> [WORK INSTRUCTIONS]: Below are the records. List every line holding the word "image".

** begin DATASET RECORDS **

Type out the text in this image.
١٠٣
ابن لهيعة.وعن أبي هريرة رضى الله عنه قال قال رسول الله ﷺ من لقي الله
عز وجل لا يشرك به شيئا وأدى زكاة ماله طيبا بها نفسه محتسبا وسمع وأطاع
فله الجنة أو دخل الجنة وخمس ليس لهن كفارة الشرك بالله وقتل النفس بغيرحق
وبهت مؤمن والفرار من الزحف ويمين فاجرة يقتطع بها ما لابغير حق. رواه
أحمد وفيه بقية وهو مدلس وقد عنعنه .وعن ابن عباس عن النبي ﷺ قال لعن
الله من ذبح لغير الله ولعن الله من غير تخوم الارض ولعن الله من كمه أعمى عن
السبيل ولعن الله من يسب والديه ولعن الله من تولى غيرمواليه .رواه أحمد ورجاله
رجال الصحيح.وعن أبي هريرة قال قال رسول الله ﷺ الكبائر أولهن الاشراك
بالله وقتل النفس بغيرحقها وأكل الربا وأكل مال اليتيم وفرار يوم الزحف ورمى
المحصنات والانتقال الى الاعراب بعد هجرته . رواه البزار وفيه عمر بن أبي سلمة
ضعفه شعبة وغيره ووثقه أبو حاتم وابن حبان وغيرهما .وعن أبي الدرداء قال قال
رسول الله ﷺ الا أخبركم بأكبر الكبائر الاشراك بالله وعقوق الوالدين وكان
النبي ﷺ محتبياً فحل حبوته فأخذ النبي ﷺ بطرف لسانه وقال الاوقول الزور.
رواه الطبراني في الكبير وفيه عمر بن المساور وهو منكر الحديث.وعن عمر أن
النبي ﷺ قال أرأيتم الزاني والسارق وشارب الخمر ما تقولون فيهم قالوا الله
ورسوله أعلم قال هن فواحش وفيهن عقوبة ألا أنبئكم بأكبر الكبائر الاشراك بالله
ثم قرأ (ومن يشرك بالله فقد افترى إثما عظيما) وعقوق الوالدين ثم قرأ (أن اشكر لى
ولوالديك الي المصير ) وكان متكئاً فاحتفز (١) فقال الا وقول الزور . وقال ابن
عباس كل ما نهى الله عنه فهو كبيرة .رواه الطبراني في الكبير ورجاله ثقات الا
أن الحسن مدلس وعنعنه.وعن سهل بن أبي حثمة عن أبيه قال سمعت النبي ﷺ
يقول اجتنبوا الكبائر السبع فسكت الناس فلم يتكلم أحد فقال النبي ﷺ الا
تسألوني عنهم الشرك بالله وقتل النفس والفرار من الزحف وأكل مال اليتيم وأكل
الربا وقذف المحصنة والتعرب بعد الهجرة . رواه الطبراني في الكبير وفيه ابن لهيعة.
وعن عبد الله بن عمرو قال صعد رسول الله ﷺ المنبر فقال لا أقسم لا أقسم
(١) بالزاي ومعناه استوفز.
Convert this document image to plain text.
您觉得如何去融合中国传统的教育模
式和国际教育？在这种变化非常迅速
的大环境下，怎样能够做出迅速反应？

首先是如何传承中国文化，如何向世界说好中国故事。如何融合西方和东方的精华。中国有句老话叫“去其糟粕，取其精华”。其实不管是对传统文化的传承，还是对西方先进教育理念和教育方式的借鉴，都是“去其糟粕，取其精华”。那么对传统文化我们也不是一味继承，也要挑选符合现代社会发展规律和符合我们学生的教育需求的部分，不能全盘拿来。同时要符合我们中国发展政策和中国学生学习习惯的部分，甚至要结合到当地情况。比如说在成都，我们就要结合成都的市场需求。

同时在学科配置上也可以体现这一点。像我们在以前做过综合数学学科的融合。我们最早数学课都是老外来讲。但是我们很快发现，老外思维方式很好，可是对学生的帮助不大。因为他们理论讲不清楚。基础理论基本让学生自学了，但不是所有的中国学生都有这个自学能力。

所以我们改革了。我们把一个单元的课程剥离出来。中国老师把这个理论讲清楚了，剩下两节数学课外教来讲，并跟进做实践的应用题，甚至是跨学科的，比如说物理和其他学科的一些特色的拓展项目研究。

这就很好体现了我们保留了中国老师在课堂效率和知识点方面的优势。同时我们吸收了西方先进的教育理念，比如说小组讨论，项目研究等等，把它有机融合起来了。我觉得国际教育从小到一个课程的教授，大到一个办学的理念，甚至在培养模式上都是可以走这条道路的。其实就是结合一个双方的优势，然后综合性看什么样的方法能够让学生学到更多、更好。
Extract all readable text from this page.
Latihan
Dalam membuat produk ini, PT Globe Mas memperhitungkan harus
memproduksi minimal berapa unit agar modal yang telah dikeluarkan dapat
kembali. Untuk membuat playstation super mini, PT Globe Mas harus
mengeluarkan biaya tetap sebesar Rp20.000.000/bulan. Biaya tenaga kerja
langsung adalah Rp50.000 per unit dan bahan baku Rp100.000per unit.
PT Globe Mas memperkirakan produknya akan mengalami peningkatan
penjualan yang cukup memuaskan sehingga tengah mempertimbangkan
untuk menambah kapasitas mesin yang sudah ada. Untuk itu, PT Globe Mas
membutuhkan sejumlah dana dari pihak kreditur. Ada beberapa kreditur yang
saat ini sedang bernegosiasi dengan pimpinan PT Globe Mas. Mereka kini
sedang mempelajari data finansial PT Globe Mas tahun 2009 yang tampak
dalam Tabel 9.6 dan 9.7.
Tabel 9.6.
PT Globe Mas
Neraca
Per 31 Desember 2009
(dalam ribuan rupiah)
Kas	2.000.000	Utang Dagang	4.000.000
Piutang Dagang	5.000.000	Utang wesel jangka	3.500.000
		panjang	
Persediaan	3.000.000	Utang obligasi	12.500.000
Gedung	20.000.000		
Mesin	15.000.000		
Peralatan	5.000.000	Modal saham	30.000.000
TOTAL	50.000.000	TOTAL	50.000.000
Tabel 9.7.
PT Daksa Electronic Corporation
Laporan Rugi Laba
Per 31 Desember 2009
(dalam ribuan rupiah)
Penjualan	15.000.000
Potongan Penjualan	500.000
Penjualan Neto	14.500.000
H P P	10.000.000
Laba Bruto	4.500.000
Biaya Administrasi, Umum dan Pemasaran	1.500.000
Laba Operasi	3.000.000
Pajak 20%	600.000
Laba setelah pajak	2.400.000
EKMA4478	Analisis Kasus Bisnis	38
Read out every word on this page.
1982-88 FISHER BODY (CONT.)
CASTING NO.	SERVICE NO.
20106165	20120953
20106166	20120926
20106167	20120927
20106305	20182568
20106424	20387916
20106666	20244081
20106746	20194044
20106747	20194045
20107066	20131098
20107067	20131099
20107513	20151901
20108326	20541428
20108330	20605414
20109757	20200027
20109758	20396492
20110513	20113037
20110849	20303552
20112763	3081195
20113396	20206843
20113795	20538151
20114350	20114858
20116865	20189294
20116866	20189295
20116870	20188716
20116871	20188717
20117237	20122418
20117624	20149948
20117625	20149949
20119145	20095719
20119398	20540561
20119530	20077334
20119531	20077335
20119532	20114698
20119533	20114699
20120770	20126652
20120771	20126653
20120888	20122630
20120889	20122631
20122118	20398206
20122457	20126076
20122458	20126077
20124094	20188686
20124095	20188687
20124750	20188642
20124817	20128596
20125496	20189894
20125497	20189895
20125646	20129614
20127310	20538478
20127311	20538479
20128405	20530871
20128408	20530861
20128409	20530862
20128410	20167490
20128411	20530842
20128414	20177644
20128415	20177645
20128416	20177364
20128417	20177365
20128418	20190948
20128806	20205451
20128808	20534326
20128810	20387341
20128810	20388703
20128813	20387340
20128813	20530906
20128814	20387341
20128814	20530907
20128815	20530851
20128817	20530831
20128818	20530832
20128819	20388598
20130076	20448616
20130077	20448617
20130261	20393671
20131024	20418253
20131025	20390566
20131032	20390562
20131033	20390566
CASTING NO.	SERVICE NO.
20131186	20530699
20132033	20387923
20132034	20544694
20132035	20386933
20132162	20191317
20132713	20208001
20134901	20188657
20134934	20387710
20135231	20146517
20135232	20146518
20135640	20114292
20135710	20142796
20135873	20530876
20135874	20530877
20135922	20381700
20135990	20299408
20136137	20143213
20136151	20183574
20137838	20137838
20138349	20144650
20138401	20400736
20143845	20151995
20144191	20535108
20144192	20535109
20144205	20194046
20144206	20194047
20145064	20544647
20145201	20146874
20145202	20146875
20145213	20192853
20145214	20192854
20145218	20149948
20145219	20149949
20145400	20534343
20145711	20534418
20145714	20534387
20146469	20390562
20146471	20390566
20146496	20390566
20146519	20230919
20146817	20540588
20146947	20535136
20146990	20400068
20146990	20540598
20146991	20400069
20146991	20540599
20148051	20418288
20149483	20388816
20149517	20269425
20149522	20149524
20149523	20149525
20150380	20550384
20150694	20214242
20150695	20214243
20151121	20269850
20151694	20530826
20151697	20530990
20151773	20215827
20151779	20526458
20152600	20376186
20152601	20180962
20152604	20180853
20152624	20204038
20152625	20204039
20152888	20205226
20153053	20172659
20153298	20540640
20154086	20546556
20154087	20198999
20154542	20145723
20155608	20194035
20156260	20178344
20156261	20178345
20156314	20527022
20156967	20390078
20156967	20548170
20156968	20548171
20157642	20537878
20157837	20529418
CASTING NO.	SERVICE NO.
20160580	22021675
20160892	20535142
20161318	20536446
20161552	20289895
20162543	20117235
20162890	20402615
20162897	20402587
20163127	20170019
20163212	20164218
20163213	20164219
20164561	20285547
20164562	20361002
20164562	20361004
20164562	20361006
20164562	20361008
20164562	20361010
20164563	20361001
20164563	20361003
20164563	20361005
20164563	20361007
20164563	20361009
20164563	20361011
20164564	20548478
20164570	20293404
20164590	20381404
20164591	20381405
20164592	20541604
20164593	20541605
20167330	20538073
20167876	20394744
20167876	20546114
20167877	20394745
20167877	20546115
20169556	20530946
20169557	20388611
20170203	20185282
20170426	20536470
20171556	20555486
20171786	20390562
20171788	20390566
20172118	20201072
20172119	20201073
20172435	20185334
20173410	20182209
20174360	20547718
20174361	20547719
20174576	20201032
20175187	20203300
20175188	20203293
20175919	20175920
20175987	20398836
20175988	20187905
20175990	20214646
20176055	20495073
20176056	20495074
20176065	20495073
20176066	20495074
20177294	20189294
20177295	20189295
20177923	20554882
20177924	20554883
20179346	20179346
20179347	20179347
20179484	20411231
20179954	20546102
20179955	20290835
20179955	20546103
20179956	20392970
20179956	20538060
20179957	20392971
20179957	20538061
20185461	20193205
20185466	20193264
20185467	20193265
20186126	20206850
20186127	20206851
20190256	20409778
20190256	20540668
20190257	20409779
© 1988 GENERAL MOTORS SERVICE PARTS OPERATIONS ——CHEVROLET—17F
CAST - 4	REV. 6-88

** end DATASET RECORDS **

> [TASK ANSWER]:
Type out the text in this image.
Convert this document image to plain text.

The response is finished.